:: Ausgewählter Textauszug

Maria Alm. St. Paulis ehemaliger Trainer spricht erstmals ausführlich in seiner neuen Funktion als Technischer Direktor

An diesem Freitag wird für Ewald Lienen die vergangene Saison noch einmal präsent werden. In Köln wird der bis Mai amtierende Cheftrainer und jetzige Technische Direktor des FC St. Pauli bei der Gala der Zeitschrift „11 Freunde“ als „Typ der Saison“ ausgezeichnet. Für diesen Anlass und auch wegen eines Termins bei Hauptsponsor Congstar ebenfalls in Köln hat Lienen das Trainingslager in Maria Alm im Salzburger Land wieder verlassen.

::::

Aufgaben:
1. Beantworte zum Textauszug über Ewald Lienen folgende Fragen:
(a) Welche Funktion hat Lienen jetzt beim FC St. Pauli?
(b) Als was wird er bei der Gala der Zeitschrift „11 Freunde“ ausgezeichnet?
(c) Wo findet das Trainingslager statt, das er wieder verlassen hat?
2. Zitiere aus den Einträgen alles vom Anfang bis einschließlich der Zeile, die „author-avatar[interactable] <box>916 915“ enthält.

:: Vorliegende Einträge

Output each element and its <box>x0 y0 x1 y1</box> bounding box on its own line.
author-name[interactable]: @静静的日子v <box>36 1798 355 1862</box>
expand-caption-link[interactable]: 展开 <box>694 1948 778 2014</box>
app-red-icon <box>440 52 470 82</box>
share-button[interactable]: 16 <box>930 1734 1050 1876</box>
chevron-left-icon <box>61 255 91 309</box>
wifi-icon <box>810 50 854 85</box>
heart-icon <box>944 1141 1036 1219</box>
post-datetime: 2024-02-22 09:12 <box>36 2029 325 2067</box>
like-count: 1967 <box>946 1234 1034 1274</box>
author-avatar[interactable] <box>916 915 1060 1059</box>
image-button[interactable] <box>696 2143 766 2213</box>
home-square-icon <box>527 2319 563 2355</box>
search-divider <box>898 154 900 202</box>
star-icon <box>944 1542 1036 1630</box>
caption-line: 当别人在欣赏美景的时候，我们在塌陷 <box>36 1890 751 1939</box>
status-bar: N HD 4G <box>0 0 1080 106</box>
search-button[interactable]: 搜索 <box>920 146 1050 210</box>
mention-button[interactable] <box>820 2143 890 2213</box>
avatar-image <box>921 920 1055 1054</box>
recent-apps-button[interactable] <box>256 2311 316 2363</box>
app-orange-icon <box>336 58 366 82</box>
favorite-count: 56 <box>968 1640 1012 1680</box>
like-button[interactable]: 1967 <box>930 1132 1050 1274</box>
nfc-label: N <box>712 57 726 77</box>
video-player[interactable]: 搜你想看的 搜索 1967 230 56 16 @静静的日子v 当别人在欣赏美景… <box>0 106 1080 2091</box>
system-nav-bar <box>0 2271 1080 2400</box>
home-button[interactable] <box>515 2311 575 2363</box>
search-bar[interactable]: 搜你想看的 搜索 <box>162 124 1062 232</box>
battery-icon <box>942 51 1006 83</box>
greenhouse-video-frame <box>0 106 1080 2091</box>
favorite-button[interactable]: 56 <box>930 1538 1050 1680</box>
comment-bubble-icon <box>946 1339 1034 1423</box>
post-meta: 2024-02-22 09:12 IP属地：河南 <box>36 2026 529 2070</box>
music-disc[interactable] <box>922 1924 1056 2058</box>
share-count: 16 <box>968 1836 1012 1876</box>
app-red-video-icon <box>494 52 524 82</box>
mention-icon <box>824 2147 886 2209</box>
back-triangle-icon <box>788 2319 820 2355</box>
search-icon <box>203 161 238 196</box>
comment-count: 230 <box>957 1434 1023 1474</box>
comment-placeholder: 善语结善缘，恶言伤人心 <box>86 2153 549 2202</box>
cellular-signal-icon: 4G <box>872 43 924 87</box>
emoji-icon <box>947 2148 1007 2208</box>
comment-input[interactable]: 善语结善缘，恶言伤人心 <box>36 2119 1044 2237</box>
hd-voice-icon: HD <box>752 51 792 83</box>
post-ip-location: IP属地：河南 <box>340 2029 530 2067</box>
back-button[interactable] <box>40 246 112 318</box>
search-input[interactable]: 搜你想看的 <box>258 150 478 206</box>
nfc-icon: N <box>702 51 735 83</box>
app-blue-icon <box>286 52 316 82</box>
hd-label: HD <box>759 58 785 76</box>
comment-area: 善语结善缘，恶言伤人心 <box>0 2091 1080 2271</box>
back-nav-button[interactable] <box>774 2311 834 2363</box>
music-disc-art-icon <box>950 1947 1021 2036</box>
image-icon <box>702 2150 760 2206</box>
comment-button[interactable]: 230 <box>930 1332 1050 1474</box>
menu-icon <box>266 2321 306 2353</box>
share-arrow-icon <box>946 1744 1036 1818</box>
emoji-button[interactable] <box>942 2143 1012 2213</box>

::::

Lösungen:
1.
(a) Technischer Direktor
(b) Als „Typ der Saison“
(c) In Maria Alm im Salzburger Land

2.
Output each element and its <box>x0 y0 x1 y1</box> bounding box on its own line.
author-name[interactable]: @静静的日子v <box>36 1798 355 1862</box>
expand-caption-link[interactable]: 展开 <box>694 1948 778 2014</box>
app-red-icon <box>440 52 470 82</box>
share-button[interactable]: 16 <box>930 1734 1050 1876</box>
chevron-left-icon <box>61 255 91 309</box>
wifi-icon <box>810 50 854 85</box>
heart-icon <box>944 1141 1036 1219</box>
post-datetime: 2024-02-22 09:12 <box>36 2029 325 2067</box>
like-count: 1967 <box>946 1234 1034 1274</box>
author-avatar[interactable] <box>916 915 1060 1059</box>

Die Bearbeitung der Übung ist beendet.